Task: Will you output the entries below exactly, skipping every image they contain?
-------
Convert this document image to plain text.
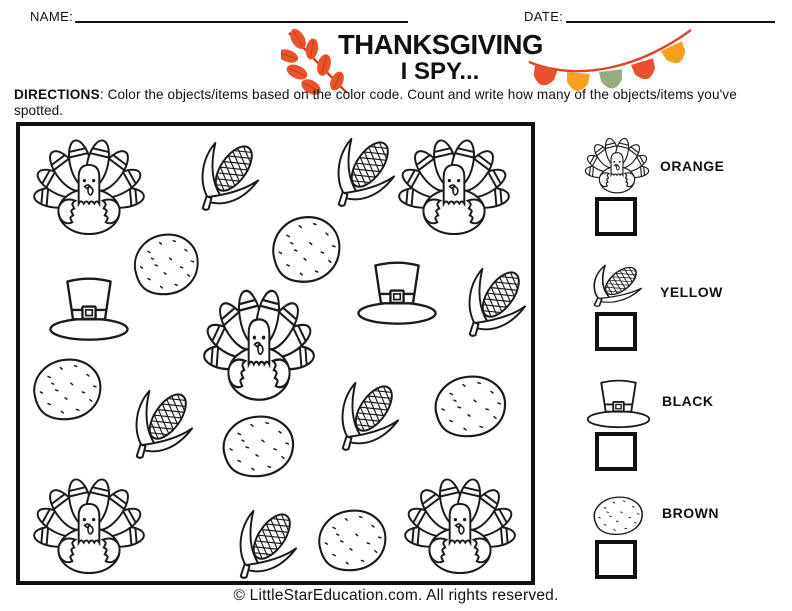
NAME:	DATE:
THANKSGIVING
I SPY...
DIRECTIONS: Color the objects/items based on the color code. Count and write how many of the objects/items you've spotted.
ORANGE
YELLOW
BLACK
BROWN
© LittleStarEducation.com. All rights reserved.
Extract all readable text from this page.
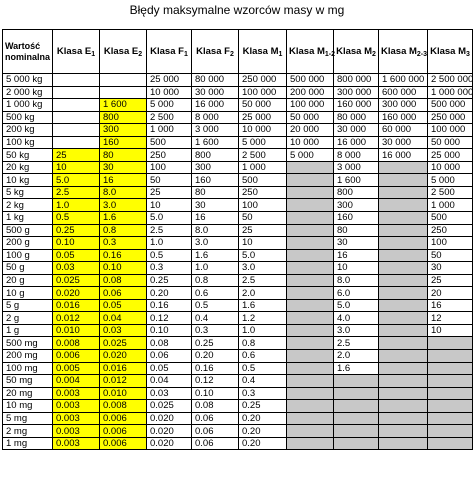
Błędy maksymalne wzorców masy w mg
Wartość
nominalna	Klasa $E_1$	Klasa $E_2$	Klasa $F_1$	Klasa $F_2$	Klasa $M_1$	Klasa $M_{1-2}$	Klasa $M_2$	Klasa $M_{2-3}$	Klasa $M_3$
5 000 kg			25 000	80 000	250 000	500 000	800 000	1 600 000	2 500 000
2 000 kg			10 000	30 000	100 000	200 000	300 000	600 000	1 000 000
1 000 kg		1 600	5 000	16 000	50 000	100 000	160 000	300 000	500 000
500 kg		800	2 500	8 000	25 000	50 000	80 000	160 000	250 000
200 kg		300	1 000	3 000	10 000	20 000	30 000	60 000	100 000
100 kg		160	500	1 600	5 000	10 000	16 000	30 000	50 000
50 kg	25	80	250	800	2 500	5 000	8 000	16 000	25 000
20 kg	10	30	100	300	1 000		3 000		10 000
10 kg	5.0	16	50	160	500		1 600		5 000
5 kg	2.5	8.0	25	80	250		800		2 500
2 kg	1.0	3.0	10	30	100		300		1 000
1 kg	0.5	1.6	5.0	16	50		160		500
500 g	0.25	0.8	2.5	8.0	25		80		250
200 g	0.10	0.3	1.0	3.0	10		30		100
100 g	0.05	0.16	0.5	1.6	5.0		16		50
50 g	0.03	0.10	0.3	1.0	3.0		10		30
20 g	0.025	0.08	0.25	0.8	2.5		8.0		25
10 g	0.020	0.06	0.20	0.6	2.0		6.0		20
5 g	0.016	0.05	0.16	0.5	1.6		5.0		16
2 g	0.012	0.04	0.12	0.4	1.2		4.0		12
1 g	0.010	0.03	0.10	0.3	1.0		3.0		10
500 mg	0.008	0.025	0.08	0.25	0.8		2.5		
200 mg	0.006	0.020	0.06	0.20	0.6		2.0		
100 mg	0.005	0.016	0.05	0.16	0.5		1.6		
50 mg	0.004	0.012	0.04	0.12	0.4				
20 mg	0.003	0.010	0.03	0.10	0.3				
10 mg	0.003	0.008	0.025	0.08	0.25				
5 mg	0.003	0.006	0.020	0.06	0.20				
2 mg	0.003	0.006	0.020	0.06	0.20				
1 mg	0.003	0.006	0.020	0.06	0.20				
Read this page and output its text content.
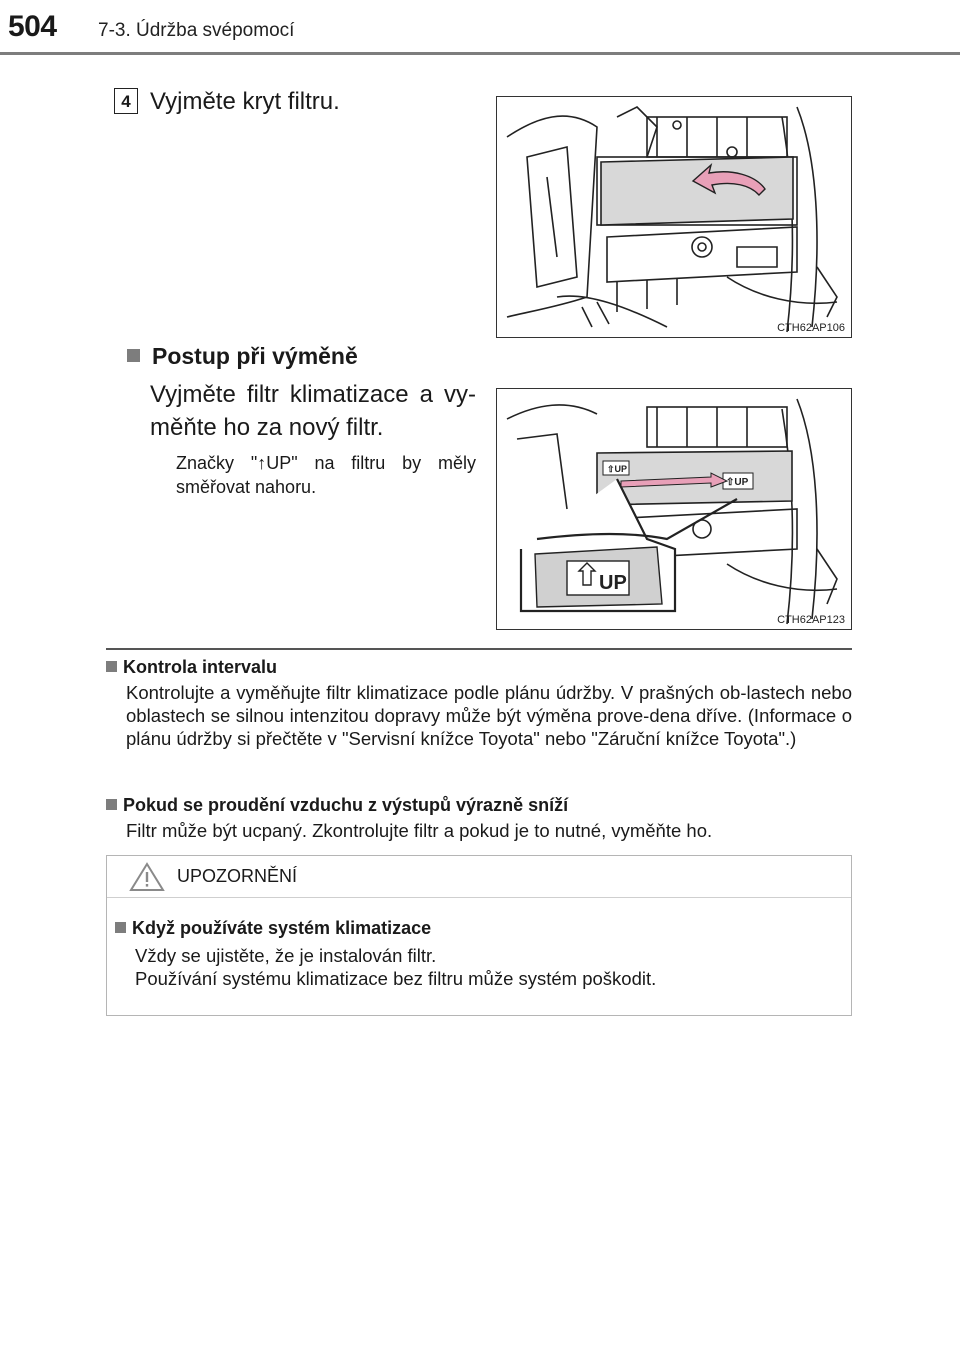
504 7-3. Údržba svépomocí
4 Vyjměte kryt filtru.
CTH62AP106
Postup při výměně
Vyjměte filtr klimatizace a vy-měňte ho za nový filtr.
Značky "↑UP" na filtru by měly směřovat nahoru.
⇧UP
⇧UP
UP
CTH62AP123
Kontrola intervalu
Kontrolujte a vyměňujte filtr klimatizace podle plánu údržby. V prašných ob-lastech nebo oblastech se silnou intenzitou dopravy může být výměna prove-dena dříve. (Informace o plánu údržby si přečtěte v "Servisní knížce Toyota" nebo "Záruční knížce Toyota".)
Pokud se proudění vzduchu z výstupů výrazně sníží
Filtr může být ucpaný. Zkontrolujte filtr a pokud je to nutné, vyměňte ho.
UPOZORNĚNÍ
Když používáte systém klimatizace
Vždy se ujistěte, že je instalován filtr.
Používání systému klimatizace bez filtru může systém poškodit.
-------
Task result:
Convert this document image to plain text.
NAME:	DATE:
THANKSGIVING
I SPY...
DIRECTIONS: Color the objects/items based on the color code. Count and write how many of the objects/items you've spotted.
ORANGE
YELLOW
BLACK
BROWN
© LittleStarEducation.com. All rights reserved.
Extract all readable text from this page.
Błędy maksymalne wzorców masy w mg
Wartość
nominalna	Klasa $E_1$	Klasa $E_2$	Klasa $F_1$	Klasa $F_2$	Klasa $M_1$	Klasa $M_{1-2}$	Klasa $M_2$	Klasa $M_{2-3}$	Klasa $M_3$
5 000 kg			25 000	80 000	250 000	500 000	800 000	1 600 000	2 500 000
2 000 kg			10 000	30 000	100 000	200 000	300 000	600 000	1 000 000
1 000 kg		1 600	5 000	16 000	50 000	100 000	160 000	300 000	500 000
500 kg		800	2 500	8 000	25 000	50 000	80 000	160 000	250 000
200 kg		300	1 000	3 000	10 000	20 000	30 000	60 000	100 000
100 kg		160	500	1 600	5 000	10 000	16 000	30 000	50 000
50 kg	25	80	250	800	2 500	5 000	8 000	16 000	25 000
20 kg	10	30	100	300	1 000		3 000		10 000
10 kg	5.0	16	50	160	500		1 600		5 000
5 kg	2.5	8.0	25	80	250		800		2 500
2 kg	1.0	3.0	10	30	100		300		1 000
1 kg	0.5	1.6	5.0	16	50		160		500
500 g	0.25	0.8	2.5	8.0	25		80		250
200 g	0.10	0.3	1.0	3.0	10		30		100
100 g	0.05	0.16	0.5	1.6	5.0		16		50
50 g	0.03	0.10	0.3	1.0	3.0		10		30
20 g	0.025	0.08	0.25	0.8	2.5		8.0		25
10 g	0.020	0.06	0.20	0.6	2.0		6.0		20
5 g	0.016	0.05	0.16	0.5	1.6		5.0		16
2 g	0.012	0.04	0.12	0.4	1.2		4.0		12
1 g	0.010	0.03	0.10	0.3	1.0		3.0		10
500 mg	0.008	0.025	0.08	0.25	0.8		2.5		
200 mg	0.006	0.020	0.06	0.20	0.6		2.0		
100 mg	0.005	0.016	0.05	0.16	0.5		1.6		
50 mg	0.004	0.012	0.04	0.12	0.4				
20 mg	0.003	0.010	0.03	0.10	0.3				
10 mg	0.003	0.008	0.025	0.08	0.25				
5 mg	0.003	0.006	0.020	0.06	0.20				
2 mg	0.003	0.006	0.020	0.06	0.20				
1 mg	0.003	0.006	0.020	0.06	0.20				
Read this page and output its text content.
504 7-3. Údržba svépomocí
4 Vyjměte kryt filtru.
CTH62AP106
Postup při výměně
Vyjměte filtr klimatizace a vy-měňte ho za nový filtr.
Značky "↑UP" na filtru by měly směřovat nahoru.
⇧UP
⇧UP
UP
CTH62AP123
Kontrola intervalu
Kontrolujte a vyměňujte filtr klimatizace podle plánu údržby. V prašných ob-lastech nebo oblastech se silnou intenzitou dopravy může být výměna prove-dena dříve. (Informace o plánu údržby si přečtěte v "Servisní knížce Toyota" nebo "Záruční knížce Toyota".)
Pokud se proudění vzduchu z výstupů výrazně sníží
Filtr může být ucpaný. Zkontrolujte filtr a pokud je to nutné, vyměňte ho.
UPOZORNĚNÍ
Když používáte systém klimatizace
Vždy se ujistěte, že je instalován filtr.
Používání systému klimatizace bez filtru může systém poškodit.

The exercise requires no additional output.